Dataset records
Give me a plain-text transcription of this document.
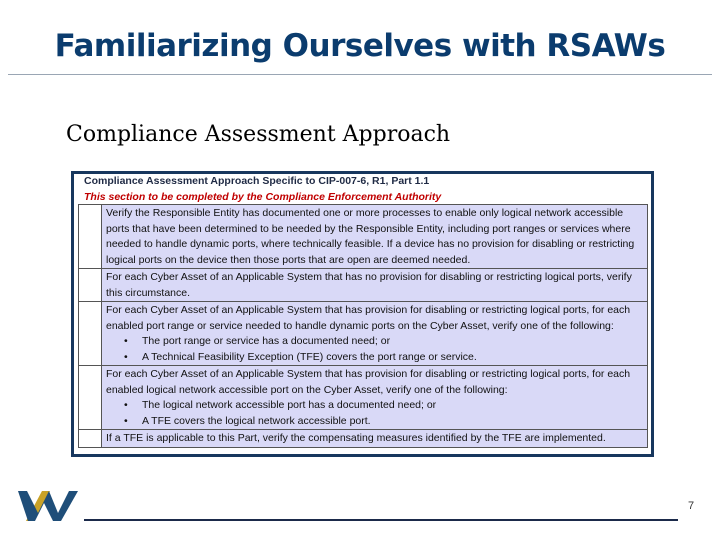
Familiarizing Ourselves with RSAWs
Compliance Assessment Approach
Compliance Assessment Approach Specific to CIP-007-6, R1, Part 1.1
This section to be completed by the Compliance Enforcement Authority

Verify the Responsible Entity has documented one or more processes to enable only logical network accessible ports that have been determined to be needed by the Responsible Entity, including port ranges or services where needed to handle dynamic ports, where technically feasible. If a device has no provision for disabling or restricting logical ports on the device then those ports that are open are deemed needed.

For each Cyber Asset of an Applicable System that has no provision for disabling or restricting logical ports, verify this circumstance.

For each Cyber Asset of an Applicable System that has provision for disabling or restricting logical ports, for each enabled port range or service needed to handle dynamic ports on the Cyber Asset, verify one of the following:

• The port range or service has a documented need; or
• A Technical Feasibility Exception (TFE) covers the port range or service.

For each Cyber Asset of an Applicable System that has provision for disabling or restricting logical ports, for each enabled logical network accessible port on the Cyber Asset, verify one of the following:

• The logical network accessible port has a documented need; or
• A TFE covers the logical network accessible port.

If a TFE is applicable to this Part, verify the compensating measures identified by the TFE are implemented.

7
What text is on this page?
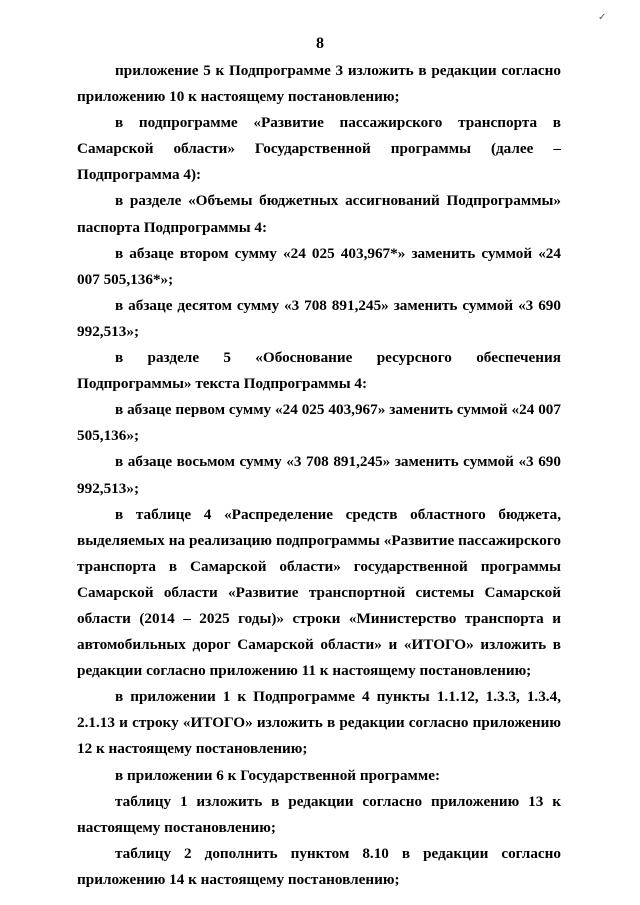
✓
8

приложение 5 к Подпрограмме 3 изложить в редакции согласно приложению 10 к настоящему постановлению;

в подпрограмме «Развитие пассажирского транспорта в Самарской области» Государственной программы (далее – Подпрограмма 4):

в разделе «Объемы бюджетных ассигнований Подпрограммы» паспорта Подпрограммы 4:

в абзаце втором сумму «24 025 403,967*» заменить суммой «24 007 505,136*»;

в абзаце десятом сумму «3 708 891,245» заменить суммой «3 690 992,513»;

в разделе 5 «Обоснование ресурсного обеспечения Подпрограммы» текста Подпрограммы 4:

в абзаце первом сумму «24 025 403,967» заменить суммой «24 007 505,136»;

в абзаце восьмом сумму «3 708 891,245» заменить суммой «3 690 992,513»;

в таблице 4 «Распределение средств областного бюджета, выделяемых на реализацию подпрограммы «Развитие пассажирского транспорта в Самарской области» государственной программы Самарской области «Развитие транспортной системы Самарской области (2014 – 2025 годы)» строки «Министерство транспорта и автомобильных дорог Самарской области» и «ИТОГО» изложить в редакции согласно приложению 11 к настоящему постановлению;

в приложении 1 к Подпрограмме 4 пункты 1.1.12, 1.3.3, 1.3.4, 2.1.13 и строку «ИТОГО» изложить в редакции согласно приложению 12 к настоящему постановлению;

в приложении 6 к Государственной программе:

таблицу 1 изложить в редакции согласно приложению 13 к настоящему постановлению;

таблицу 2 дополнить пунктом 8.10 в редакции согласно приложению 14 к настоящему постановлению;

→ **What to work on**
Without the pictures, write out every entry precisely as it appears.

→ **Answer for the task**
Give me a plain-text transcription of this document.
Familiarizing Ourselves with RSAWs
Compliance Assessment Approach
Compliance Assessment Approach Specific to CIP-007-6, R1, Part 1.1
This section to be completed by the Compliance Enforcement Authority

Verify the Responsible Entity has documented one or more processes to enable only logical network accessible ports that have been determined to be needed by the Responsible Entity, including port ranges or services where needed to handle dynamic ports, where technically feasible. If a device has no provision for disabling or restricting logical ports on the device then those ports that are open are deemed needed.

For each Cyber Asset of an Applicable System that has no provision for disabling or restricting logical ports, verify this circumstance.

For each Cyber Asset of an Applicable System that has provision for disabling or restricting logical ports, for each enabled port range or service needed to handle dynamic ports on the Cyber Asset, verify one of the following:

• The port range or service has a documented need; or
• A Technical Feasibility Exception (TFE) covers the port range or service.

For each Cyber Asset of an Applicable System that has provision for disabling or restricting logical ports, for each enabled logical network accessible port on the Cyber Asset, verify one of the following:

• The logical network accessible port has a documented need; or
• A TFE covers the logical network accessible port.

If a TFE is applicable to this Part, verify the compensating measures identified by the TFE are implemented.

7
What text is on this page?
✓
8

приложение 5 к Подпрограмме 3 изложить в редакции согласно приложению 10 к настоящему постановлению;

в подпрограмме «Развитие пассажирского транспорта в Самарской области» Государственной программы (далее – Подпрограмма 4):

в разделе «Объемы бюджетных ассигнований Подпрограммы» паспорта Подпрограммы 4:

в абзаце втором сумму «24 025 403,967*» заменить суммой «24 007 505,136*»;

в абзаце десятом сумму «3 708 891,245» заменить суммой «3 690 992,513»;

в разделе 5 «Обоснование ресурсного обеспечения Подпрограммы» текста Подпрограммы 4:

в абзаце первом сумму «24 025 403,967» заменить суммой «24 007 505,136»;

в абзаце восьмом сумму «3 708 891,245» заменить суммой «3 690 992,513»;

в таблице 4 «Распределение средств областного бюджета, выделяемых на реализацию подпрограммы «Развитие пассажирского транспорта в Самарской области» государственной программы Самарской области «Развитие транспортной системы Самарской области (2014 – 2025 годы)» строки «Министерство транспорта и автомобильных дорог Самарской области» и «ИТОГО» изложить в редакции согласно приложению 11 к настоящему постановлению;

в приложении 1 к Подпрограмме 4 пункты 1.1.12, 1.3.3, 1.3.4, 2.1.13 и строку «ИТОГО» изложить в редакции согласно приложению 12 к настоящему постановлению;

в приложении 6 к Государственной программе:

таблицу 1 изложить в редакции согласно приложению 13 к настоящему постановлению;

таблицу 2 дополнить пунктом 8.10 в редакции согласно приложению 14 к настоящему постановлению;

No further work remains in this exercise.